◆ YOUR OBJECTIVE ◆
Reproduce the material word for word; the images stay out.

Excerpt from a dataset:
----
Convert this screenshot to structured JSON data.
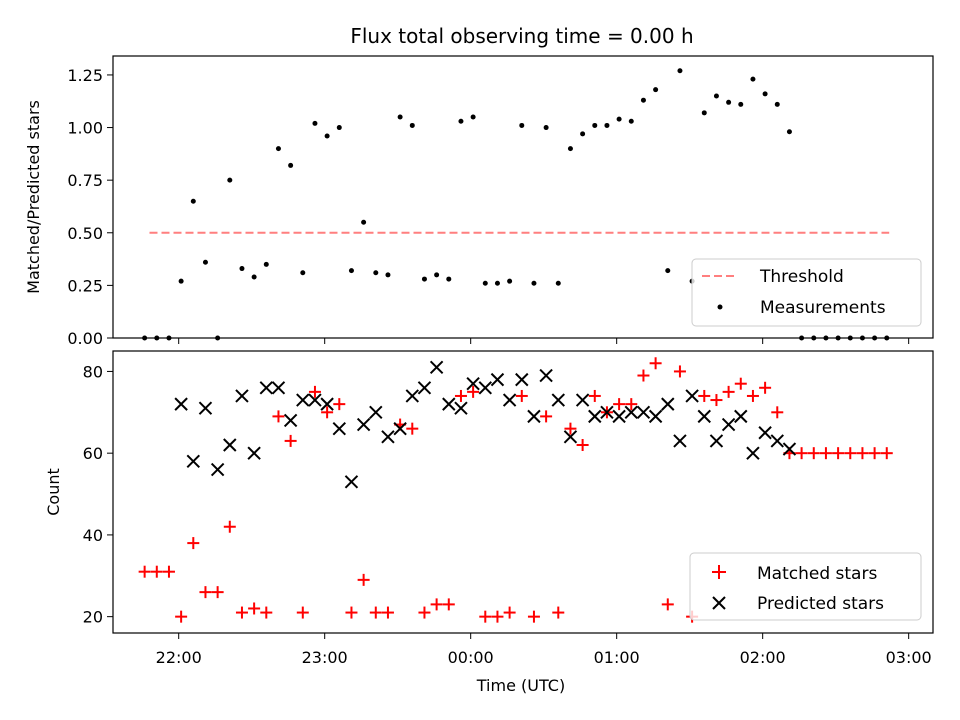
{
  "chart_data": [
    {
      "type": "scatter",
      "title": "Flux total observing time = 0.00 h",
      "xlabel": "",
      "ylabel": "Matched/Predicted stars",
      "ylim": [
        0,
        1.34
      ],
      "xlim": [
        "21:33",
        "03:10"
      ],
      "yticks": [
        0.0,
        0.25,
        0.5,
        0.75,
        1.0,
        1.25
      ],
      "ytick_labels": [
        "0.00",
        "0.25",
        "0.50",
        "0.75",
        "1.00",
        "1.25"
      ],
      "legend_position": "lower-right",
      "series": [
        {
          "name": "Threshold",
          "style": "dashed-line",
          "color": "#ff7f7f",
          "x": [
            "21:48",
            "02:52"
          ],
          "y": [
            0.5,
            0.5
          ]
        },
        {
          "name": "Measurements",
          "style": "dot",
          "color": "#000000",
          "x": [
            "21:46",
            "21:51",
            "21:56",
            "22:01",
            "22:06",
            "22:11",
            "22:16",
            "22:21",
            "22:26",
            "22:31",
            "22:36",
            "22:41",
            "22:46",
            "22:51",
            "22:56",
            "23:01",
            "23:06",
            "23:11",
            "23:16",
            "23:21",
            "23:26",
            "23:31",
            "23:36",
            "23:41",
            "23:46",
            "23:51",
            "23:56",
            "00:01",
            "00:06",
            "00:11",
            "00:16",
            "00:21",
            "00:26",
            "00:31",
            "00:36",
            "00:41",
            "00:46",
            "00:51",
            "00:56",
            "01:01",
            "01:06",
            "01:11",
            "01:16",
            "01:21",
            "01:26",
            "01:31",
            "01:36",
            "01:41",
            "01:46",
            "01:51",
            "01:56",
            "02:01",
            "02:06",
            "02:11",
            "02:16",
            "02:21",
            "02:26",
            "02:31",
            "02:36",
            "02:41",
            "02:46",
            "02:51"
          ],
          "y": [
            0.0,
            0.0,
            0.0,
            0.27,
            0.65,
            0.36,
            0.0,
            0.75,
            0.33,
            0.29,
            0.35,
            0.9,
            0.82,
            0.31,
            1.02,
            0.96,
            1.0,
            0.32,
            0.55,
            0.31,
            0.3,
            1.05,
            1.01,
            0.28,
            0.3,
            0.28,
            1.03,
            1.05,
            0.26,
            0.26,
            0.27,
            1.01,
            0.26,
            1.0,
            0.26,
            0.9,
            0.97,
            1.01,
            1.01,
            1.04,
            1.03,
            1.13,
            1.18,
            0.32,
            1.27,
            0.27,
            1.07,
            1.15,
            1.12,
            1.11,
            1.23,
            1.16,
            1.11,
            0.98,
            0.0,
            0.0,
            0.0,
            0.0,
            0.0,
            0.0,
            0.0,
            0.0
          ]
        }
      ]
    },
    {
      "type": "scatter",
      "title": "",
      "xlabel": "Time (UTC)",
      "ylabel": "Count",
      "ylim": [
        16,
        85
      ],
      "xlim": [
        "21:33",
        "03:10"
      ],
      "yticks": [
        20,
        40,
        60,
        80
      ],
      "ytick_labels": [
        "20",
        "40",
        "60",
        "80"
      ],
      "xtick_labels": [
        "22:00",
        "23:00",
        "00:00",
        "01:00",
        "02:00",
        "03:00"
      ],
      "legend_position": "lower-right",
      "series": [
        {
          "name": "Matched stars",
          "marker": "plus",
          "color": "#ff0000",
          "x": [
            "21:46",
            "21:51",
            "21:56",
            "22:01",
            "22:06",
            "22:11",
            "22:16",
            "22:21",
            "22:26",
            "22:31",
            "22:36",
            "22:41",
            "22:46",
            "22:51",
            "22:56",
            "23:01",
            "23:06",
            "23:11",
            "23:16",
            "23:21",
            "23:26",
            "23:31",
            "23:36",
            "23:41",
            "23:46",
            "23:51",
            "23:56",
            "00:01",
            "00:06",
            "00:11",
            "00:16",
            "00:21",
            "00:26",
            "00:31",
            "00:36",
            "00:41",
            "00:46",
            "00:51",
            "00:56",
            "01:01",
            "01:06",
            "01:11",
            "01:16",
            "01:21",
            "01:26",
            "01:31",
            "01:36",
            "01:41",
            "01:46",
            "01:51",
            "01:56",
            "02:01",
            "02:06",
            "02:11",
            "02:16",
            "02:21",
            "02:26",
            "02:31",
            "02:36",
            "02:41",
            "02:46",
            "02:51"
          ],
          "y": [
            31,
            31,
            31,
            20,
            38,
            26,
            26,
            42,
            21,
            22,
            21,
            69,
            63,
            21,
            75,
            70,
            72,
            21,
            29,
            21,
            21,
            67,
            66,
            21,
            23,
            23,
            74,
            75,
            20,
            20,
            21,
            74,
            20,
            69,
            21,
            66,
            62,
            74,
            70,
            72,
            72,
            79,
            82,
            23,
            80,
            20,
            74,
            73,
            75,
            77,
            74,
            76,
            70,
            60,
            60,
            60,
            60,
            60,
            60,
            60,
            60,
            60
          ]
        },
        {
          "name": "Predicted stars",
          "marker": "x",
          "color": "#000000",
          "x": [
            "22:01",
            "22:06",
            "22:11",
            "22:16",
            "22:21",
            "22:26",
            "22:31",
            "22:36",
            "22:41",
            "22:46",
            "22:51",
            "22:56",
            "23:01",
            "23:06",
            "23:11",
            "23:16",
            "23:21",
            "23:26",
            "23:31",
            "23:36",
            "23:41",
            "23:46",
            "23:51",
            "23:56",
            "00:01",
            "00:06",
            "00:11",
            "00:16",
            "00:21",
            "00:26",
            "00:31",
            "00:36",
            "00:41",
            "00:46",
            "00:51",
            "00:56",
            "01:01",
            "01:06",
            "01:11",
            "01:16",
            "01:21",
            "01:26",
            "01:31",
            "01:36",
            "01:41",
            "01:46",
            "01:51",
            "01:56",
            "02:01",
            "02:06",
            "02:11"
          ],
          "y": [
            72,
            58,
            71,
            56,
            62,
            74,
            60,
            76,
            76,
            68,
            73,
            73,
            72,
            66,
            53,
            67,
            70,
            64,
            66,
            74,
            76,
            81,
            72,
            71,
            77,
            76,
            78,
            73,
            78,
            69,
            79,
            73,
            64,
            73,
            69,
            70,
            69,
            70,
            70,
            69,
            72,
            63,
            74,
            69,
            63,
            67,
            69,
            60,
            65,
            63,
            61
          ]
        }
      ]
    }
  ]
}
----
◆ WRITTEN RESPONSE ◆
Convert this screenshot to structured JSON data.
{
  "chart_data": [
    {
      "type": "scatter",
      "title": "Flux total observing time = 0.00 h",
      "xlabel": "",
      "ylabel": "Matched/Predicted stars",
      "ylim": [
        0,
        1.34
      ],
      "xlim": [
        "21:33",
        "03:10"
      ],
      "yticks": [
        0.0,
        0.25,
        0.5,
        0.75,
        1.0,
        1.25
      ],
      "ytick_labels": [
        "0.00",
        "0.25",
        "0.50",
        "0.75",
        "1.00",
        "1.25"
      ],
      "legend_position": "lower-right",
      "series": [
        {
          "name": "Threshold",
          "style": "dashed-line",
          "color": "#ff7f7f",
          "x": [
            "21:48",
            "02:52"
          ],
          "y": [
            0.5,
            0.5
          ]
        },
        {
          "name": "Measurements",
          "style": "dot",
          "color": "#000000",
          "x": [
            "21:46",
            "21:51",
            "21:56",
            "22:01",
            "22:06",
            "22:11",
            "22:16",
            "22:21",
            "22:26",
            "22:31",
            "22:36",
            "22:41",
            "22:46",
            "22:51",
            "22:56",
            "23:01",
            "23:06",
            "23:11",
            "23:16",
            "23:21",
            "23:26",
            "23:31",
            "23:36",
            "23:41",
            "23:46",
            "23:51",
            "23:56",
            "00:01",
            "00:06",
            "00:11",
            "00:16",
            "00:21",
            "00:26",
            "00:31",
            "00:36",
            "00:41",
            "00:46",
            "00:51",
            "00:56",
            "01:01",
            "01:06",
            "01:11",
            "01:16",
            "01:21",
            "01:26",
            "01:31",
            "01:36",
            "01:41",
            "01:46",
            "01:51",
            "01:56",
            "02:01",
            "02:06",
            "02:11",
            "02:16",
            "02:21",
            "02:26",
            "02:31",
            "02:36",
            "02:41",
            "02:46",
            "02:51"
          ],
          "y": [
            0.0,
            0.0,
            0.0,
            0.27,
            0.65,
            0.36,
            0.0,
            0.75,
            0.33,
            0.29,
            0.35,
            0.9,
            0.82,
            0.31,
            1.02,
            0.96,
            1.0,
            0.32,
            0.55,
            0.31,
            0.3,
            1.05,
            1.01,
            0.28,
            0.3,
            0.28,
            1.03,
            1.05,
            0.26,
            0.26,
            0.27,
            1.01,
            0.26,
            1.0,
            0.26,
            0.9,
            0.97,
            1.01,
            1.01,
            1.04,
            1.03,
            1.13,
            1.18,
            0.32,
            1.27,
            0.27,
            1.07,
            1.15,
            1.12,
            1.11,
            1.23,
            1.16,
            1.11,
            0.98,
            0.0,
            0.0,
            0.0,
            0.0,
            0.0,
            0.0,
            0.0,
            0.0
          ]
        }
      ]
    },
    {
      "type": "scatter",
      "title": "",
      "xlabel": "Time (UTC)",
      "ylabel": "Count",
      "ylim": [
        16,
        85
      ],
      "xlim": [
        "21:33",
        "03:10"
      ],
      "yticks": [
        20,
        40,
        60,
        80
      ],
      "ytick_labels": [
        "20",
        "40",
        "60",
        "80"
      ],
      "xtick_labels": [
        "22:00",
        "23:00",
        "00:00",
        "01:00",
        "02:00",
        "03:00"
      ],
      "legend_position": "lower-right",
      "series": [
        {
          "name": "Matched stars",
          "marker": "plus",
          "color": "#ff0000",
          "x": [
            "21:46",
            "21:51",
            "21:56",
            "22:01",
            "22:06",
            "22:11",
            "22:16",
            "22:21",
            "22:26",
            "22:31",
            "22:36",
            "22:41",
            "22:46",
            "22:51",
            "22:56",
            "23:01",
            "23:06",
            "23:11",
            "23:16",
            "23:21",
            "23:26",
            "23:31",
            "23:36",
            "23:41",
            "23:46",
            "23:51",
            "23:56",
            "00:01",
            "00:06",
            "00:11",
            "00:16",
            "00:21",
            "00:26",
            "00:31",
            "00:36",
            "00:41",
            "00:46",
            "00:51",
            "00:56",
            "01:01",
            "01:06",
            "01:11",
            "01:16",
            "01:21",
            "01:26",
            "01:31",
            "01:36",
            "01:41",
            "01:46",
            "01:51",
            "01:56",
            "02:01",
            "02:06",
            "02:11",
            "02:16",
            "02:21",
            "02:26",
            "02:31",
            "02:36",
            "02:41",
            "02:46",
            "02:51"
          ],
          "y": [
            31,
            31,
            31,
            20,
            38,
            26,
            26,
            42,
            21,
            22,
            21,
            69,
            63,
            21,
            75,
            70,
            72,
            21,
            29,
            21,
            21,
            67,
            66,
            21,
            23,
            23,
            74,
            75,
            20,
            20,
            21,
            74,
            20,
            69,
            21,
            66,
            62,
            74,
            70,
            72,
            72,
            79,
            82,
            23,
            80,
            20,
            74,
            73,
            75,
            77,
            74,
            76,
            70,
            60,
            60,
            60,
            60,
            60,
            60,
            60,
            60,
            60
          ]
        },
        {
          "name": "Predicted stars",
          "marker": "x",
          "color": "#000000",
          "x": [
            "22:01",
            "22:06",
            "22:11",
            "22:16",
            "22:21",
            "22:26",
            "22:31",
            "22:36",
            "22:41",
            "22:46",
            "22:51",
            "22:56",
            "23:01",
            "23:06",
            "23:11",
            "23:16",
            "23:21",
            "23:26",
            "23:31",
            "23:36",
            "23:41",
            "23:46",
            "23:51",
            "23:56",
            "00:01",
            "00:06",
            "00:11",
            "00:16",
            "00:21",
            "00:26",
            "00:31",
            "00:36",
            "00:41",
            "00:46",
            "00:51",
            "00:56",
            "01:01",
            "01:06",
            "01:11",
            "01:16",
            "01:21",
            "01:26",
            "01:31",
            "01:36",
            "01:41",
            "01:46",
            "01:51",
            "01:56",
            "02:01",
            "02:06",
            "02:11"
          ],
          "y": [
            72,
            58,
            71,
            56,
            62,
            74,
            60,
            76,
            76,
            68,
            73,
            73,
            72,
            66,
            53,
            67,
            70,
            64,
            66,
            74,
            76,
            81,
            72,
            71,
            77,
            76,
            78,
            73,
            78,
            69,
            79,
            73,
            64,
            73,
            69,
            70,
            69,
            70,
            70,
            69,
            72,
            63,
            74,
            69,
            63,
            67,
            69,
            60,
            65,
            63,
            61
          ]
        }
      ]
    }
  ]
}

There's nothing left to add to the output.